§ **What you should do**
From the entries that follow, list every line in which the string "true" appears.

Lines of data
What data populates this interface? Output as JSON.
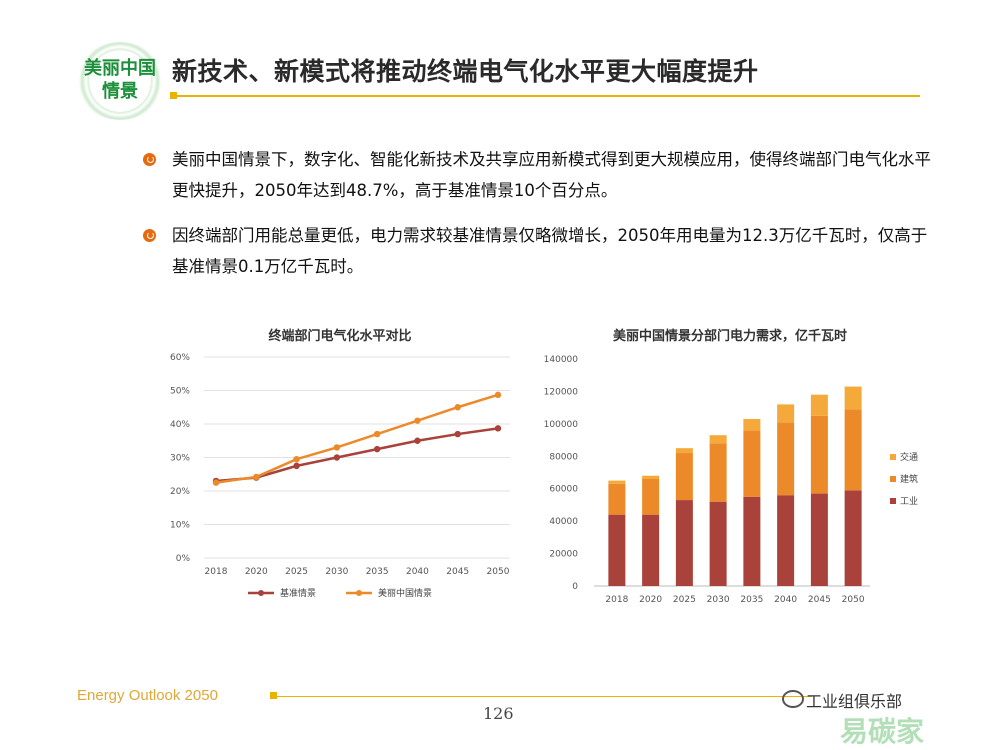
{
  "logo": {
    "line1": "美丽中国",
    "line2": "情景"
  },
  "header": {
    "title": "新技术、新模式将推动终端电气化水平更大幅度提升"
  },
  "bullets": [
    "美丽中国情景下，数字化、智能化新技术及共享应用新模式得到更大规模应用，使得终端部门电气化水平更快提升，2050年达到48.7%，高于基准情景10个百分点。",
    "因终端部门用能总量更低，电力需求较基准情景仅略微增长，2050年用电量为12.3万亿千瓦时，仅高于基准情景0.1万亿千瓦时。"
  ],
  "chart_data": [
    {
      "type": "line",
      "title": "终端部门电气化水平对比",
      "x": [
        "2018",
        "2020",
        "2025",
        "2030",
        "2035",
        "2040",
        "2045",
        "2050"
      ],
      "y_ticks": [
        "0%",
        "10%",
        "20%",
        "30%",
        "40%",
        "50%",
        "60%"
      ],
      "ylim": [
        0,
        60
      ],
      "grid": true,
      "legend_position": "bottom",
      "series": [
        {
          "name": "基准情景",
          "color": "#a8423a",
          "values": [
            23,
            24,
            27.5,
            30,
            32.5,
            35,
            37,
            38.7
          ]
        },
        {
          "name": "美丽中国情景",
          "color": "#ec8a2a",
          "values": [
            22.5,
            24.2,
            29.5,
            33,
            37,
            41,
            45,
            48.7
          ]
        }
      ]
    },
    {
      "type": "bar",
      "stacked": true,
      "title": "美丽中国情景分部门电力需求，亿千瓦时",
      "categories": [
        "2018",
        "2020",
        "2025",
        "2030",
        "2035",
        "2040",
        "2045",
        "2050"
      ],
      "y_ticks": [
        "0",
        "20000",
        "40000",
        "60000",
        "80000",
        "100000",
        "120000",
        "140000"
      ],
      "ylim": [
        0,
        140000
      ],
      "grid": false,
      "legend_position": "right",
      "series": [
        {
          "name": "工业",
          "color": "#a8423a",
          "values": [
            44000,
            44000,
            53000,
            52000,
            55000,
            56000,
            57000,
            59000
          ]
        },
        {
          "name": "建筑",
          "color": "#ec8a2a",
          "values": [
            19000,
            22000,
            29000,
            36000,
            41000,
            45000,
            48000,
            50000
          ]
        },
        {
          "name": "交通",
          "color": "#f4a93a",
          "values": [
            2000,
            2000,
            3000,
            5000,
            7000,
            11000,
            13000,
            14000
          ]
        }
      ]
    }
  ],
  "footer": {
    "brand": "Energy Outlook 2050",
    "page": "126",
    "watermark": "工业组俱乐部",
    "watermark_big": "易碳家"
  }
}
* * *
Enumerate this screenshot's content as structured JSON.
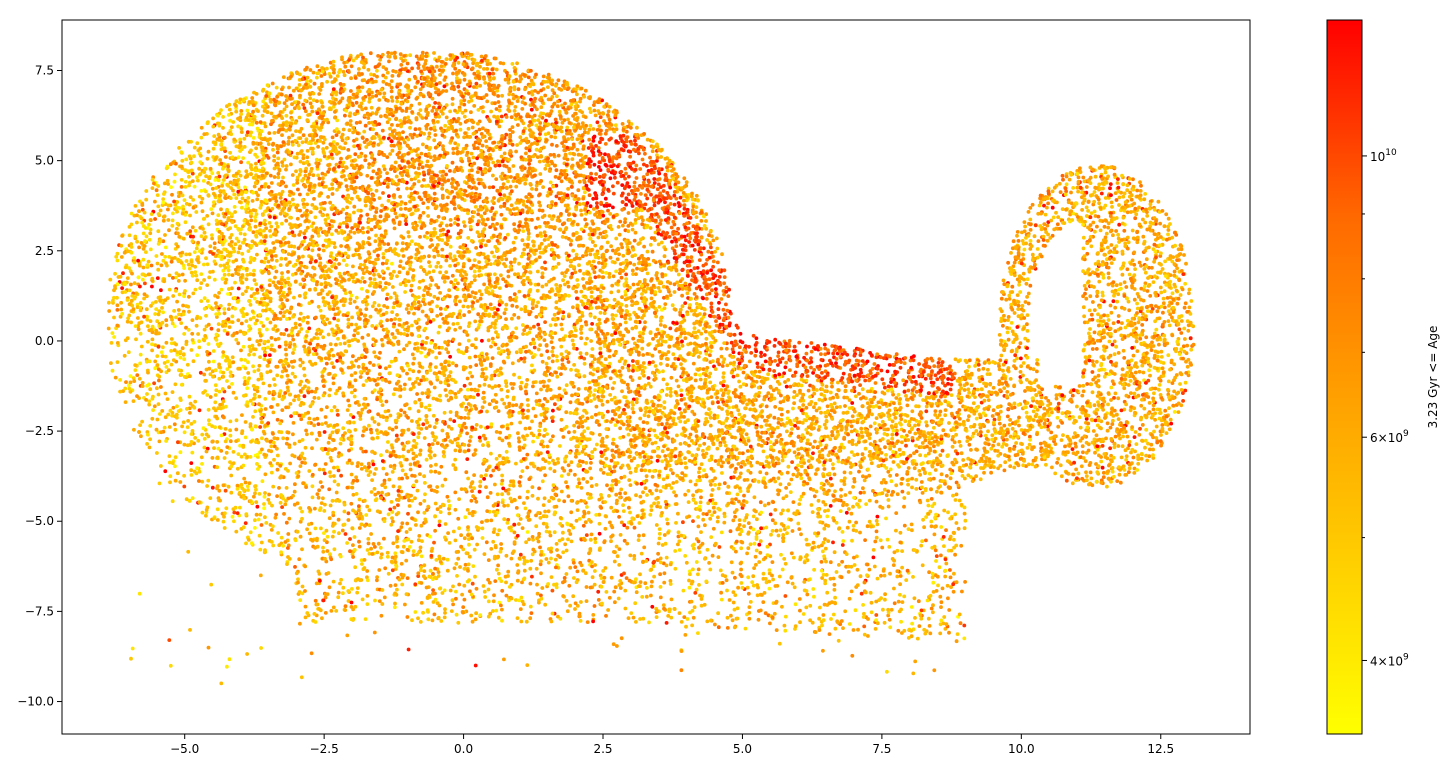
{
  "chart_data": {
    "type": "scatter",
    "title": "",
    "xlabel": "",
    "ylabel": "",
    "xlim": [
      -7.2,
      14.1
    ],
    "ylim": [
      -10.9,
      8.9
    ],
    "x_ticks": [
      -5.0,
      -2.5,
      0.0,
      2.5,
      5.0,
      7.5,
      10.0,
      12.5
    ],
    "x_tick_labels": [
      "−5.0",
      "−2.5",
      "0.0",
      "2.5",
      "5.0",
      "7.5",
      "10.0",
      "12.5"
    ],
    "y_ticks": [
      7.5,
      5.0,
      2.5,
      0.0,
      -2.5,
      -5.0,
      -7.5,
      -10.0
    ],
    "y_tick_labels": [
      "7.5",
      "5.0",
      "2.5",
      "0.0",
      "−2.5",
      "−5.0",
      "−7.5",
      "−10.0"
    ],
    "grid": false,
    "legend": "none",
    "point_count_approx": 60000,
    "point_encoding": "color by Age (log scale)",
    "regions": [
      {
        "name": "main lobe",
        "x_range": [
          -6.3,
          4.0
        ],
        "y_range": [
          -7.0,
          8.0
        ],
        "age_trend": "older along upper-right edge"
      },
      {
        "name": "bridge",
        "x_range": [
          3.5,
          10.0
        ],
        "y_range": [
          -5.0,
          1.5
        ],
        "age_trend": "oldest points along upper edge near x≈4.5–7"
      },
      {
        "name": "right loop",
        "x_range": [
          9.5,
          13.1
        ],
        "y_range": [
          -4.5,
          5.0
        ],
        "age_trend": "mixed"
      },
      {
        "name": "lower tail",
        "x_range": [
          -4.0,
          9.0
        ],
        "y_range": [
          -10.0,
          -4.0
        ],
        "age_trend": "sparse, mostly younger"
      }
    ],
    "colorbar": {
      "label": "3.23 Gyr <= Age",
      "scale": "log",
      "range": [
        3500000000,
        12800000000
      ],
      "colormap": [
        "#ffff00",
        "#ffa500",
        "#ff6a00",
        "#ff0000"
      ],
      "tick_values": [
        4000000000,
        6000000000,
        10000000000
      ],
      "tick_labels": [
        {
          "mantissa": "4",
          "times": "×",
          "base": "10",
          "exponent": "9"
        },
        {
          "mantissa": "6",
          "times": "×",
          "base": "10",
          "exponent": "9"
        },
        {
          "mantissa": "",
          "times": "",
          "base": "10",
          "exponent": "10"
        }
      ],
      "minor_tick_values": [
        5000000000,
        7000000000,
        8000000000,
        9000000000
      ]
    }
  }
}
--
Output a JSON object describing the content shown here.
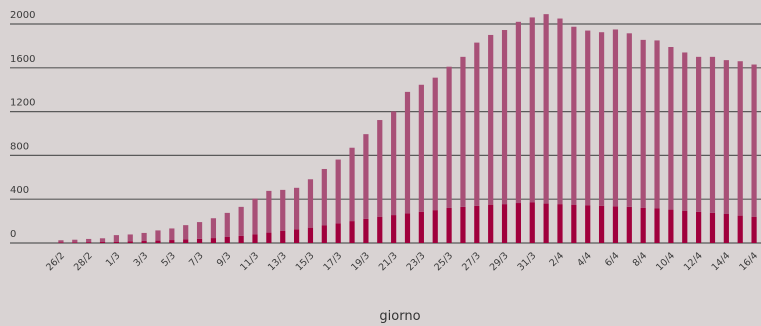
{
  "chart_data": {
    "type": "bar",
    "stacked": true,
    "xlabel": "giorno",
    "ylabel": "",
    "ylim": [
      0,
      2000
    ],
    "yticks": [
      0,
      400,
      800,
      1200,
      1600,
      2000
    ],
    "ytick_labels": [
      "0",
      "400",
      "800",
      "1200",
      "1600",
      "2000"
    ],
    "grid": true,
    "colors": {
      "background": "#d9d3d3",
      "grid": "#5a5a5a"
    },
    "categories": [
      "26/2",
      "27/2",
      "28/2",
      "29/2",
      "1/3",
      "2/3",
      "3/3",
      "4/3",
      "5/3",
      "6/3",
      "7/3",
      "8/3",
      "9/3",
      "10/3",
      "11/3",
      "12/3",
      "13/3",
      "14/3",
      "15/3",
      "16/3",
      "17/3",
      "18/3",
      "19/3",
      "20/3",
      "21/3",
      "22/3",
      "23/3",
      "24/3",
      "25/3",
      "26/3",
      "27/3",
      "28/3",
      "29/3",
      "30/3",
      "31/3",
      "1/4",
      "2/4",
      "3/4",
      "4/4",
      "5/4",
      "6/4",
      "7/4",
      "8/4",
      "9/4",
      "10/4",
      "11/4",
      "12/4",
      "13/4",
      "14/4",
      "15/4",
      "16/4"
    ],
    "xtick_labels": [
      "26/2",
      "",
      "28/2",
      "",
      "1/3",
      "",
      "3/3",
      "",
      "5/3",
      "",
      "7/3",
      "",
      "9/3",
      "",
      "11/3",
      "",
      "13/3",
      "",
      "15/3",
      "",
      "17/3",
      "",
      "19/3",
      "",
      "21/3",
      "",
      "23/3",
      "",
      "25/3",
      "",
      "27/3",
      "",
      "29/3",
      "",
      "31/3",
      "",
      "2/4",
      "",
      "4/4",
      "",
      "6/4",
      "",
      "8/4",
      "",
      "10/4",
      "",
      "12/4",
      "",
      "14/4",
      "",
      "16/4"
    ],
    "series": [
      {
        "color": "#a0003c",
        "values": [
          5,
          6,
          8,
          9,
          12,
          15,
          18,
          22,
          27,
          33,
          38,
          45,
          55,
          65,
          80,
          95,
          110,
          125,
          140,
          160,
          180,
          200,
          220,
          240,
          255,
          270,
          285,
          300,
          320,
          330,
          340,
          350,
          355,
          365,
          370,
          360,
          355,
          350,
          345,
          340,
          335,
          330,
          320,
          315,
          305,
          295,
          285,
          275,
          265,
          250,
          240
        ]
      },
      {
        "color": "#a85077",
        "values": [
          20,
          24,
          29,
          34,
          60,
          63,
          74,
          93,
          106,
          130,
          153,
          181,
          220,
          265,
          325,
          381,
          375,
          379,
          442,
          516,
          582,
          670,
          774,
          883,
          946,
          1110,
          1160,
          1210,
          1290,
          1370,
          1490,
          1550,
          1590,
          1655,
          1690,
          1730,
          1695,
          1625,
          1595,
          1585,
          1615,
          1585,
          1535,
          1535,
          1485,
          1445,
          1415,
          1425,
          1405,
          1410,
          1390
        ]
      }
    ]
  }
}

§ **Problem solution**
      "grid": true,
      "stacked": true,
    "stacked": true,
    "grid": true,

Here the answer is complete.